- INSTRUCTIONS FOR THE TASK -
Look through the lines below and extract each one that contains "errcolor".

··········

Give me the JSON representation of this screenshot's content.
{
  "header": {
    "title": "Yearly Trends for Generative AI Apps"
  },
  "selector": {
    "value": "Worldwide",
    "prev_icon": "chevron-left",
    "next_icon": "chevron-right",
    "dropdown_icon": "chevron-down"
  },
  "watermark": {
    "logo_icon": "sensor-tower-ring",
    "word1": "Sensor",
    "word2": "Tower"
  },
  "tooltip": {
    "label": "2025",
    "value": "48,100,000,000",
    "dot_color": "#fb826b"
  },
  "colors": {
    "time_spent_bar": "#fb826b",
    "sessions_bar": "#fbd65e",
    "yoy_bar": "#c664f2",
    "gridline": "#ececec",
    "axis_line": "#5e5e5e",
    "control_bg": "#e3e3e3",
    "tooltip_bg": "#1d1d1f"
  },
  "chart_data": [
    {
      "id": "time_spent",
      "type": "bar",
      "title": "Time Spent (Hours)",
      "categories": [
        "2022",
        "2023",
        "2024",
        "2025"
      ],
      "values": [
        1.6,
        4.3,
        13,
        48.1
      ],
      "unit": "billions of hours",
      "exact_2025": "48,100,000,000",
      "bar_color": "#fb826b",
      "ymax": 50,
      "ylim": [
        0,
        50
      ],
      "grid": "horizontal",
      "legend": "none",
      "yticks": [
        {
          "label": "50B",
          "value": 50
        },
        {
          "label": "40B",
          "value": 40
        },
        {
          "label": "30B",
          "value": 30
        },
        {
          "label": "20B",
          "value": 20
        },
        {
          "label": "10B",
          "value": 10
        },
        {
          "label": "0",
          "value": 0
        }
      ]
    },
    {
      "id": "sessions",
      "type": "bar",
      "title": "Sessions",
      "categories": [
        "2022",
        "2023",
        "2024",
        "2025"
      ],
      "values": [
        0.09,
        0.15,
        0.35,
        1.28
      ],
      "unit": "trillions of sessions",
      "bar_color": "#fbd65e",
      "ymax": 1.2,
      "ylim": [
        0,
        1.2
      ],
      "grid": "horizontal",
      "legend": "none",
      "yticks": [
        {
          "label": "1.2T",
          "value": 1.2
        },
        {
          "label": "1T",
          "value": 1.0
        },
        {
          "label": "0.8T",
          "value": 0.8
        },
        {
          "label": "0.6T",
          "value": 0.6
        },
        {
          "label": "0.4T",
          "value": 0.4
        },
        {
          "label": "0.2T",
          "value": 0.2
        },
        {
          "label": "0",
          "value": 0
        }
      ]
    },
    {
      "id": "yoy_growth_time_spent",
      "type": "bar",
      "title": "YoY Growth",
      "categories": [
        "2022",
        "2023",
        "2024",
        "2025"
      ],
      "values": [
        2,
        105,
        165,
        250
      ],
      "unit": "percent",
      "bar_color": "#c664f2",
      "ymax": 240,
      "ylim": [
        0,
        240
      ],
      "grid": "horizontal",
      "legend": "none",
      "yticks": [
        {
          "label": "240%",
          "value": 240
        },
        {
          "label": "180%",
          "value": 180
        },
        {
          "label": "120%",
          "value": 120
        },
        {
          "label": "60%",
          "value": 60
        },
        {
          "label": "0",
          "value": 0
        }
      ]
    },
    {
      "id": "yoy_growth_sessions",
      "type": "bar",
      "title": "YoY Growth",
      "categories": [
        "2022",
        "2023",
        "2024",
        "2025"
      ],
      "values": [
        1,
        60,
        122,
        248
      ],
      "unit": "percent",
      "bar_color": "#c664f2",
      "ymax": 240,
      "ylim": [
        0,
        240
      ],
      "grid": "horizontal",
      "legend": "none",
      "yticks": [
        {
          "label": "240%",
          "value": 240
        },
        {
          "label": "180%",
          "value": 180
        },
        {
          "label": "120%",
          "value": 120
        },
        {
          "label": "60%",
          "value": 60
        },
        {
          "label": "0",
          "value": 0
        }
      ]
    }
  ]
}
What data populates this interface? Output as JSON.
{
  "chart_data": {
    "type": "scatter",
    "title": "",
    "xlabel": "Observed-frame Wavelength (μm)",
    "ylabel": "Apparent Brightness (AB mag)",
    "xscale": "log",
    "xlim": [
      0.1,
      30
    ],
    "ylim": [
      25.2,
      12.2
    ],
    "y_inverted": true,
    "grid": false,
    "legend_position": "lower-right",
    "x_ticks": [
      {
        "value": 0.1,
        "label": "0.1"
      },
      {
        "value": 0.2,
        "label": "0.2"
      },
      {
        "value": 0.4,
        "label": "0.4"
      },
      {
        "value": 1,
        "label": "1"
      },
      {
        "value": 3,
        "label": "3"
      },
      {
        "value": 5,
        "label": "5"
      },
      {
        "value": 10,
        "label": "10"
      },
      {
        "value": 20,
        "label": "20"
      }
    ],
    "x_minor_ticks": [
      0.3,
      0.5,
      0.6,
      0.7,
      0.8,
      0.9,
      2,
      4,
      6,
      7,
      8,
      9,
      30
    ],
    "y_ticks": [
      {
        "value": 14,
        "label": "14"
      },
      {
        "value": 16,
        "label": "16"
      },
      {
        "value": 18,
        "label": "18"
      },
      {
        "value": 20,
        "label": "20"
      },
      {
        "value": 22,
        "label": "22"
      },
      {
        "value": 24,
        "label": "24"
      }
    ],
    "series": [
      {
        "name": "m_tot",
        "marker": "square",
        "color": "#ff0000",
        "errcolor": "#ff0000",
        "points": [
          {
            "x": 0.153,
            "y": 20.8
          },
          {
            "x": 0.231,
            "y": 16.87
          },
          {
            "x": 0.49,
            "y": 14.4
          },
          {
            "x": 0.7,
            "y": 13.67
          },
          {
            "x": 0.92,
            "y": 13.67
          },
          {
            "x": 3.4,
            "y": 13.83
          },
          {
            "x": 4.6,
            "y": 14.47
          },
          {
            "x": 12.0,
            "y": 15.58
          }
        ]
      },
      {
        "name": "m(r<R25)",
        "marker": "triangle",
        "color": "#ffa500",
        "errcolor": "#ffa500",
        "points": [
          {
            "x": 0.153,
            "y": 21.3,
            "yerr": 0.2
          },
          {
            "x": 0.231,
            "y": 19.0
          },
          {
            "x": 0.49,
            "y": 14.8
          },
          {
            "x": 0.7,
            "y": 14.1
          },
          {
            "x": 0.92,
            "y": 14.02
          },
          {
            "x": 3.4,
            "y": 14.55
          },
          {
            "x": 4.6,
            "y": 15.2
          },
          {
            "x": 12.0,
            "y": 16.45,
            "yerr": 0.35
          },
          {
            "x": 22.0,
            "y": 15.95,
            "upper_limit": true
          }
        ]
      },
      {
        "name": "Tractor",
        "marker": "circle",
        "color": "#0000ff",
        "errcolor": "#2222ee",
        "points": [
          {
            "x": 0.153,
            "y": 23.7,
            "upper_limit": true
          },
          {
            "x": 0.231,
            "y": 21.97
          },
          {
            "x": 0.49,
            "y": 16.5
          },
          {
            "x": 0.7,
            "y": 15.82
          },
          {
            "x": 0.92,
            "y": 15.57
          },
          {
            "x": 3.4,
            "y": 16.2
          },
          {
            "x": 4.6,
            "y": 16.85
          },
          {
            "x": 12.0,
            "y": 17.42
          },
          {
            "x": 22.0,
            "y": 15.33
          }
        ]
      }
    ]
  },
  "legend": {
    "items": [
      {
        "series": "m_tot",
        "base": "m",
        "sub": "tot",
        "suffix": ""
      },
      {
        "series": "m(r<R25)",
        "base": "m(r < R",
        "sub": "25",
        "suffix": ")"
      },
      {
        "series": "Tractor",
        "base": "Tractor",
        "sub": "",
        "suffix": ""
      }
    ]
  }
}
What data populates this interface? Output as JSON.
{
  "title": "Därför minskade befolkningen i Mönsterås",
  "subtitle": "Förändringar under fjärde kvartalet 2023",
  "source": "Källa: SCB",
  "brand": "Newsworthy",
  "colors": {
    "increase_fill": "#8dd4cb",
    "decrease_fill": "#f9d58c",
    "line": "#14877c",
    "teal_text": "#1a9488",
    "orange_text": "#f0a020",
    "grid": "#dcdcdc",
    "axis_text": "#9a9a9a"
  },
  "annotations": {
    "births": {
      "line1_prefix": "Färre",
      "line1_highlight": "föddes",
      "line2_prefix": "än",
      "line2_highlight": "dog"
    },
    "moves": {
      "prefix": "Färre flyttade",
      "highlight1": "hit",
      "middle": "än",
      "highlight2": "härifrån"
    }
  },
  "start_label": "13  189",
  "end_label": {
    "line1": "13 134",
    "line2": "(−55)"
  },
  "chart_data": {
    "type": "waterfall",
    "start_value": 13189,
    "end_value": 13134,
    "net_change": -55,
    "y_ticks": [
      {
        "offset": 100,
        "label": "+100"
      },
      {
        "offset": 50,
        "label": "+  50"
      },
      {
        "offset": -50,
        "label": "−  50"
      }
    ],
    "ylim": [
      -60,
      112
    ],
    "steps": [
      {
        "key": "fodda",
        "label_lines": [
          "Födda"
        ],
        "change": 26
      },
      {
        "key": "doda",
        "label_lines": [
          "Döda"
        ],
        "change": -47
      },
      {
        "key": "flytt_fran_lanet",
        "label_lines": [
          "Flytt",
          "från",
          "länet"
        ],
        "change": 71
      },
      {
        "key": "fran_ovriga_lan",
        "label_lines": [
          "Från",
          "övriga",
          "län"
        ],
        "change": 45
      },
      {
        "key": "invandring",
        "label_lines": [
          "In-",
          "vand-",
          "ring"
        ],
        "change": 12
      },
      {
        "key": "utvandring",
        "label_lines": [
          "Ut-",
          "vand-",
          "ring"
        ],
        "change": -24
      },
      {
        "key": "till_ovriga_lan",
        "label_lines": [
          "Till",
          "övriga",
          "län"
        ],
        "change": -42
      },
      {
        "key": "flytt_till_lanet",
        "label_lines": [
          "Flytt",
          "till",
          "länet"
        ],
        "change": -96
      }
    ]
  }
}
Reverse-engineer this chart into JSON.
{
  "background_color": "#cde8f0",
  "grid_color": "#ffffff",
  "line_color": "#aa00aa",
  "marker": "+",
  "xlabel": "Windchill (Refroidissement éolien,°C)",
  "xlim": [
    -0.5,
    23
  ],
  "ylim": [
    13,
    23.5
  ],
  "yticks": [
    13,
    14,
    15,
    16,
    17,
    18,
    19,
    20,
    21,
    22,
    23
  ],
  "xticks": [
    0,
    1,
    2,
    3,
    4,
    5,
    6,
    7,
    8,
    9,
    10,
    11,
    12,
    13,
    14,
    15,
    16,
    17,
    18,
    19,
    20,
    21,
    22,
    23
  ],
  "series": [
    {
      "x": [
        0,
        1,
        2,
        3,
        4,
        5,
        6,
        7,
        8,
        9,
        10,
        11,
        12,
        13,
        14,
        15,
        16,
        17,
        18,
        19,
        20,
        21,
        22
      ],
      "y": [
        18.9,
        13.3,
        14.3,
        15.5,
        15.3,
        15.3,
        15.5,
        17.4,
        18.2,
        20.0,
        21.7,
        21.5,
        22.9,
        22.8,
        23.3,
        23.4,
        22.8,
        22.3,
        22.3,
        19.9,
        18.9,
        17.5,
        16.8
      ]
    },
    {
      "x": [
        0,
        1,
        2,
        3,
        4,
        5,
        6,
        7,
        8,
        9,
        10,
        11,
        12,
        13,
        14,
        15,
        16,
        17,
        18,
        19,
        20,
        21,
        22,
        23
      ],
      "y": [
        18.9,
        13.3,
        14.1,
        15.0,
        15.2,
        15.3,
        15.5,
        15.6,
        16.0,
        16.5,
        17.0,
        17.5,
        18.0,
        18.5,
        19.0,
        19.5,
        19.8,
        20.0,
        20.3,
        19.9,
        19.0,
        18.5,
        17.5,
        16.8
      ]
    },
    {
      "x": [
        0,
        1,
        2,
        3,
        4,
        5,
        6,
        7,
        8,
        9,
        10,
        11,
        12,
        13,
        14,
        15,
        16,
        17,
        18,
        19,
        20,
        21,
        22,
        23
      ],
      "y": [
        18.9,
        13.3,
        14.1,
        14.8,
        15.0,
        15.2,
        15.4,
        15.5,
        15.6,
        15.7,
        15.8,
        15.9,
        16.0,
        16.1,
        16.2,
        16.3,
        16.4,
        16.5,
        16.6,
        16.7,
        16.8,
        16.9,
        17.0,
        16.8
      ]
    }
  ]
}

··········

- FULL OUTPUT -
        "errcolor": "#ff0000",
        "errcolor": "#ffa500",
        "errcolor": "#2222ee",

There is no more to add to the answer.